Your task is to copy every line of the entries that contains "Διευθύνσεων".

+ + + + +

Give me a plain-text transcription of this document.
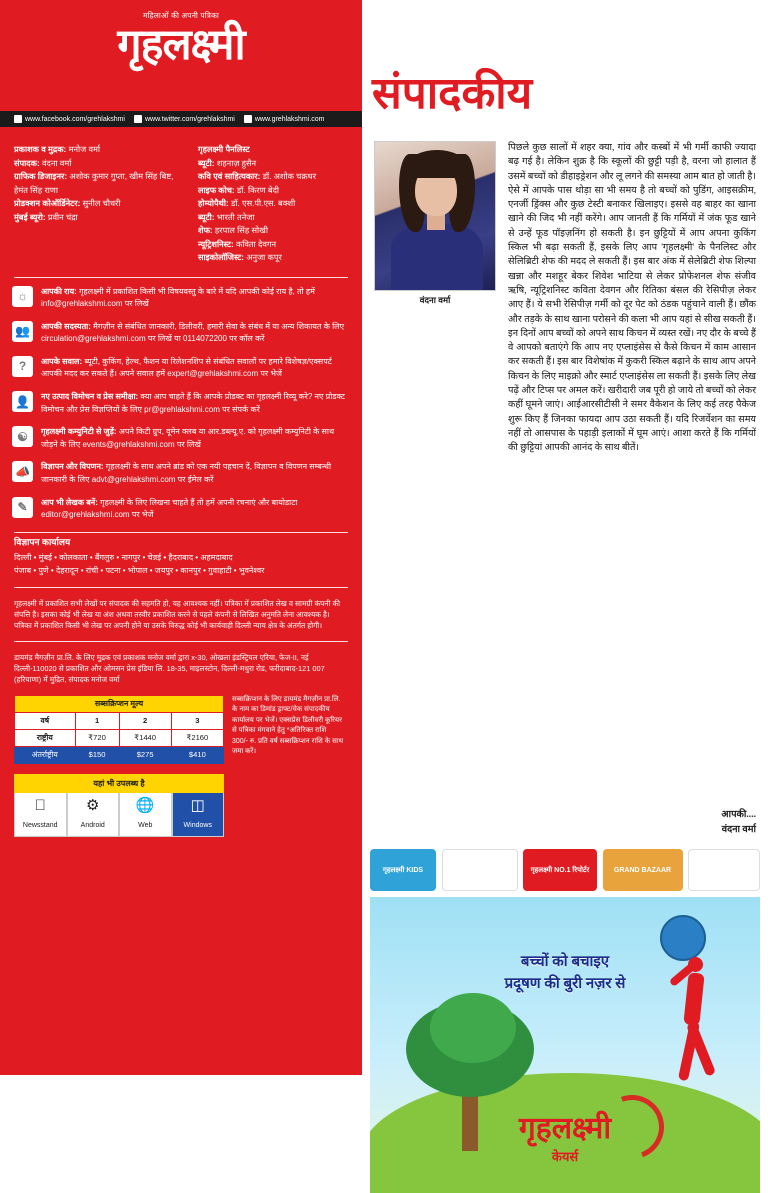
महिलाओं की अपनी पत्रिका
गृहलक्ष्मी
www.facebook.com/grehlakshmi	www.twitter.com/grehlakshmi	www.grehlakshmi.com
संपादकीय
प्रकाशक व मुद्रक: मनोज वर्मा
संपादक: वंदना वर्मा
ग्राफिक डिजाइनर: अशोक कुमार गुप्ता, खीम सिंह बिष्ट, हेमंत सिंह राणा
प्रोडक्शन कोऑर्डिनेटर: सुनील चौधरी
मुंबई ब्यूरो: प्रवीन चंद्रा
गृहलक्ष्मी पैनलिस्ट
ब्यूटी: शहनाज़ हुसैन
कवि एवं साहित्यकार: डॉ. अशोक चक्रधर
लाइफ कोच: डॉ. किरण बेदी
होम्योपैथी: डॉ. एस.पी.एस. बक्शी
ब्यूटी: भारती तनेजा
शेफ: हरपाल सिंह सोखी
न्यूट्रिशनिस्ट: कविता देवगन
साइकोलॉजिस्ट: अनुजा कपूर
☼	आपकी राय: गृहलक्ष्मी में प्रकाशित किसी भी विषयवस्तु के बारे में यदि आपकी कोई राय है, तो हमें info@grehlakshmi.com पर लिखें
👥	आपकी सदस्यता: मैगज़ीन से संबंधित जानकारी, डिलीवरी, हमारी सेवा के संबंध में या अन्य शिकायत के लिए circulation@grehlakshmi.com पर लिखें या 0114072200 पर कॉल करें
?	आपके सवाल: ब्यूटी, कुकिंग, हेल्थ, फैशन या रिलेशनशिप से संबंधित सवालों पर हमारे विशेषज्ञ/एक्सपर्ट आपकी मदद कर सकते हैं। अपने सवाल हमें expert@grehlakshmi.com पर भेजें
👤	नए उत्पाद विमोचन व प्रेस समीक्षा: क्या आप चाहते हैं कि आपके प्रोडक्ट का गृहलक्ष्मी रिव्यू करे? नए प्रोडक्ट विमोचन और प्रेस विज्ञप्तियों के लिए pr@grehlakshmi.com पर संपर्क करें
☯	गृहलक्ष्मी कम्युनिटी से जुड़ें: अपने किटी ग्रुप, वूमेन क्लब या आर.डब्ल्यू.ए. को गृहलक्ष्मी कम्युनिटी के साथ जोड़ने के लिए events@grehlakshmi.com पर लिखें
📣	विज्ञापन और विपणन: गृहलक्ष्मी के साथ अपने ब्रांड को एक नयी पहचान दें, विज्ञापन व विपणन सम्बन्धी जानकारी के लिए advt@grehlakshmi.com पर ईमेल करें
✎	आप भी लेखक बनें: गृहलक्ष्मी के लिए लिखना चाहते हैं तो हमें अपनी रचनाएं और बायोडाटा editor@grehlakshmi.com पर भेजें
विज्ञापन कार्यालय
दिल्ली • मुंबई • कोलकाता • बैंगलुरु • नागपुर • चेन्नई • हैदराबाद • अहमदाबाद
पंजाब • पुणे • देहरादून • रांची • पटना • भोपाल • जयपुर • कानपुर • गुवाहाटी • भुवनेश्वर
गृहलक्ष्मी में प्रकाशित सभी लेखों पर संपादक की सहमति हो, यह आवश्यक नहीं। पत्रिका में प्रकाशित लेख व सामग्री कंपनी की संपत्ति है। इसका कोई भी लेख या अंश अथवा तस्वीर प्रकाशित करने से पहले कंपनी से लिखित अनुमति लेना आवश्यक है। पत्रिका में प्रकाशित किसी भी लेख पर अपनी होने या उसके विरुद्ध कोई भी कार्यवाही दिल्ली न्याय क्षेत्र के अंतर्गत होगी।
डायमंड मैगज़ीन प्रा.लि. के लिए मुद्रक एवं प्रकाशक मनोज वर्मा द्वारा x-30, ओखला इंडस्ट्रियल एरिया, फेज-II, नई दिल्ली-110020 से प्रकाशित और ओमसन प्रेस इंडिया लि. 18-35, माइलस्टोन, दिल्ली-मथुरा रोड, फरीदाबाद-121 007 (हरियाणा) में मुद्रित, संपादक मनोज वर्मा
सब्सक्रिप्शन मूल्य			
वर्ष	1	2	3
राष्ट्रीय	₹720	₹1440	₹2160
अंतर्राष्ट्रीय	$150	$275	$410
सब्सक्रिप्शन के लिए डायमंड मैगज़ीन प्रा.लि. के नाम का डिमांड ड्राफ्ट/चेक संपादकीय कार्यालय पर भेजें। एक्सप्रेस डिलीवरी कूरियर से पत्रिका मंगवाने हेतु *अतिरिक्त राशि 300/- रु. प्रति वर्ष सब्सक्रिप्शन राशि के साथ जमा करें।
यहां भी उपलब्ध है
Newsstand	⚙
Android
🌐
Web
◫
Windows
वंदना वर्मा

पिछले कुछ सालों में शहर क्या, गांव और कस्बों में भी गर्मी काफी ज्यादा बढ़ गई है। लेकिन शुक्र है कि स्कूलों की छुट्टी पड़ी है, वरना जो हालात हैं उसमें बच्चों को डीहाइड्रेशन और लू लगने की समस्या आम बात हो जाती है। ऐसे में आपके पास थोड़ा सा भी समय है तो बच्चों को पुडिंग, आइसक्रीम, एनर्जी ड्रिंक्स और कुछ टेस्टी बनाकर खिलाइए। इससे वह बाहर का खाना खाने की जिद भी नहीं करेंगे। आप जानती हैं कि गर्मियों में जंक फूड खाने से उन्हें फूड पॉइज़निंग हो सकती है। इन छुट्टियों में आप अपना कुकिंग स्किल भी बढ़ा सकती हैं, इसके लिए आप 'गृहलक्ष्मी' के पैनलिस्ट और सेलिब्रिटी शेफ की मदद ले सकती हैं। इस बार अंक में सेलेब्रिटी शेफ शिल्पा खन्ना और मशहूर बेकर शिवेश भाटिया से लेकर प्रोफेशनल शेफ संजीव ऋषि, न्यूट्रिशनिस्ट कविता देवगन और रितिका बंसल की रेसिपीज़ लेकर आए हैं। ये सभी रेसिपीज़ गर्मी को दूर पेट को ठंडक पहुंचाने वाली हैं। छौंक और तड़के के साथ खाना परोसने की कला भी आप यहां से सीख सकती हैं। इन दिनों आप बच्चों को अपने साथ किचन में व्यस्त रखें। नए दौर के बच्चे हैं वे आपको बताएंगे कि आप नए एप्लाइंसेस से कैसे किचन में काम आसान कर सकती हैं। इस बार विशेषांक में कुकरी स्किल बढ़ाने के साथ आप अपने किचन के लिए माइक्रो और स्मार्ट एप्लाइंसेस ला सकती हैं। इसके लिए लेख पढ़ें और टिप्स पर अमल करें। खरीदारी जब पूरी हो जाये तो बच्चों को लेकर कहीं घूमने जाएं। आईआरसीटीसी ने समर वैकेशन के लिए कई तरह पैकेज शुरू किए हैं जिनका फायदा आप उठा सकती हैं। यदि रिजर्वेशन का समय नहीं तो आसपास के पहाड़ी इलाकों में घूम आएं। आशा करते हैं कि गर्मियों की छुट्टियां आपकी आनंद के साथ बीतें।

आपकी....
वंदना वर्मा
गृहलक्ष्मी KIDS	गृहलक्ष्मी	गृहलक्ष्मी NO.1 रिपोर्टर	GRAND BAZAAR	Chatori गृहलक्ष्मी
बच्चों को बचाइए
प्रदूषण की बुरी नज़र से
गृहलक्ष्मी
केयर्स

+ + + + +

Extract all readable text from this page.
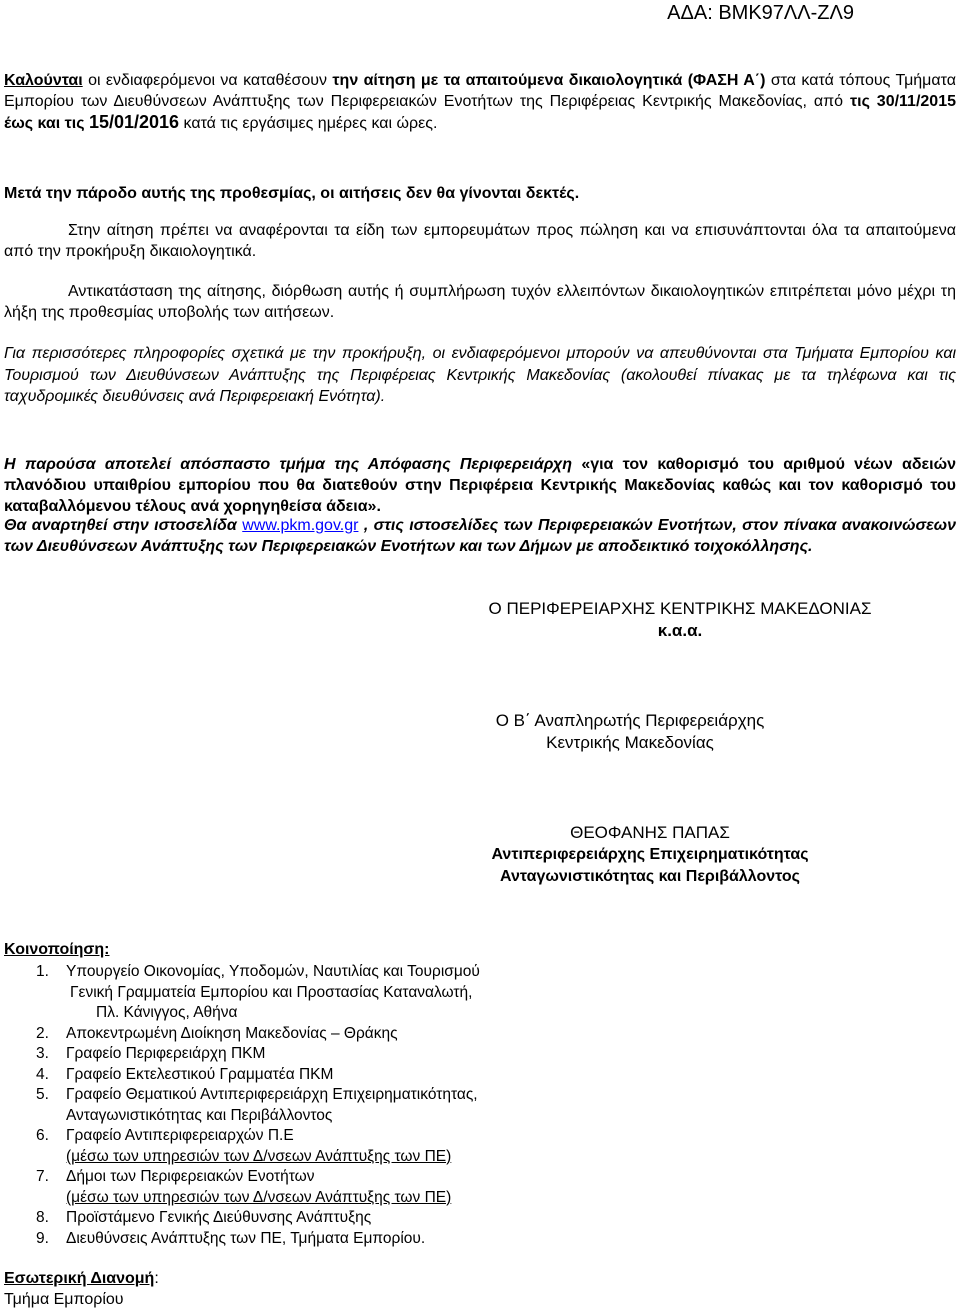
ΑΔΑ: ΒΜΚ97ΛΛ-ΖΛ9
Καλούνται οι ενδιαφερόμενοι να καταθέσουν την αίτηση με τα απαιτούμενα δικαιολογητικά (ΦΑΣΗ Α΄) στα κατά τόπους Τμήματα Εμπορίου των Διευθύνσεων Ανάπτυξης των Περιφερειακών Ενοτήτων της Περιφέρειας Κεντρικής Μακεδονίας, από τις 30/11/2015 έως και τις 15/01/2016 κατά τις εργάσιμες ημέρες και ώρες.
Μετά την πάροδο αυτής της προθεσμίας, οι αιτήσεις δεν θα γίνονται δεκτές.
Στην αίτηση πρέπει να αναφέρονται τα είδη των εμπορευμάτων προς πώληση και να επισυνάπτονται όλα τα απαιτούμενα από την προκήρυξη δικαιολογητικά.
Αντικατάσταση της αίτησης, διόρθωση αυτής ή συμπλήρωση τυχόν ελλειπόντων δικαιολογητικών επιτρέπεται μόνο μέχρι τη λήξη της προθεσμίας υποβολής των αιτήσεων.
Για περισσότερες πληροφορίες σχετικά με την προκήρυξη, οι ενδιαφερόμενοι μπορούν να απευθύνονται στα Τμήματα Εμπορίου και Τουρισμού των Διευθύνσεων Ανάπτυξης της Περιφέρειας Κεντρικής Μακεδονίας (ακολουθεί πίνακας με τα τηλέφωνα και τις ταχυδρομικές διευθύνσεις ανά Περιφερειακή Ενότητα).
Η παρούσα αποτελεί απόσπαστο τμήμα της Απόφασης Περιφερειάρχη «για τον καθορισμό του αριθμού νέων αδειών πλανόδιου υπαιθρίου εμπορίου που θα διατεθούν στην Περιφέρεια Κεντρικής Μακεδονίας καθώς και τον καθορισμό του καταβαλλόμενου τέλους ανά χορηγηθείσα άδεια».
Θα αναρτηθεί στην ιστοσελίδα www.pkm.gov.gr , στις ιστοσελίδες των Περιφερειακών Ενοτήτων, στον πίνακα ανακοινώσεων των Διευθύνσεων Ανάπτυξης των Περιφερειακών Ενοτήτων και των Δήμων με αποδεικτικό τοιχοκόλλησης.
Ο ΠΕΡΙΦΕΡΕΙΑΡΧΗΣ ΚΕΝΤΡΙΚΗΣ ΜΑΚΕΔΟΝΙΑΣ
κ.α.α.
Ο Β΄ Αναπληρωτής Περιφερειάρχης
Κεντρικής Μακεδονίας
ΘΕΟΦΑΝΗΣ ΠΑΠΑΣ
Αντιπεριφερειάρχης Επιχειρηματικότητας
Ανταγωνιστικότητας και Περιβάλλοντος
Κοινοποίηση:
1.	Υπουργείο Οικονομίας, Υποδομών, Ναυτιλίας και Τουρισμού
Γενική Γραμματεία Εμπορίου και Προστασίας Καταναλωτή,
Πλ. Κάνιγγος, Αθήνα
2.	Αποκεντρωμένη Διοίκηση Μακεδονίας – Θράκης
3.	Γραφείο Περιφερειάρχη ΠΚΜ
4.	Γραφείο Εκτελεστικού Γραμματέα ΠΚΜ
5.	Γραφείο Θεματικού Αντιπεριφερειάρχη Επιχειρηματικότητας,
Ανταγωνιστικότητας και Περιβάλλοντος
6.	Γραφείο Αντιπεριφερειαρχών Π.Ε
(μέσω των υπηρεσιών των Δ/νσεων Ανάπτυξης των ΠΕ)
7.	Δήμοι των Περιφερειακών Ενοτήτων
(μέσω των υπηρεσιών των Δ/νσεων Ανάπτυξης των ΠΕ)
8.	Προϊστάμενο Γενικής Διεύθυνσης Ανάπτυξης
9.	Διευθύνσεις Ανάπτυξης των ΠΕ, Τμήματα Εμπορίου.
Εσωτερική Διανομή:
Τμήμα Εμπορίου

+ + + + +

• Completed task:
Καλούνται οι ενδιαφερόμενοι να καταθέσουν την αίτηση με τα απαιτούμενα δικαιολογητικά (ΦΑΣΗ Α΄) στα κατά τόπους Τμήματα Εμπορίου των Διευθύνσεων Ανάπτυξης των Περιφερειακών Ενοτήτων της Περιφέρειας Κεντρικής Μακεδονίας, από τις 30/11/2015 έως και τις 15/01/2016 κατά τις εργάσιμες ημέρες και ώρες.
Για περισσότερες πληροφορίες σχετικά με την προκήρυξη, οι ενδιαφερόμενοι μπορούν να απευθύνονται στα Τμήματα Εμπορίου και Τουρισμού των Διευθύνσεων Ανάπτυξης της Περιφέρειας Κεντρικής Μακεδονίας (ακολουθεί πίνακας με τα τηλέφωνα και τις ταχυδρομικές διευθύνσεις ανά Περιφερειακή Ενότητα).
Θα αναρτηθεί στην ιστοσελίδα www.pkm.gov.gr , στις ιστοσελίδες των Περιφερειακών Ενοτήτων, στον πίνακα ανακοινώσεων των Διευθύνσεων Ανάπτυξης των Περιφερειακών Ενοτήτων και των Δήμων με αποδεικτικό τοιχοκόλλησης.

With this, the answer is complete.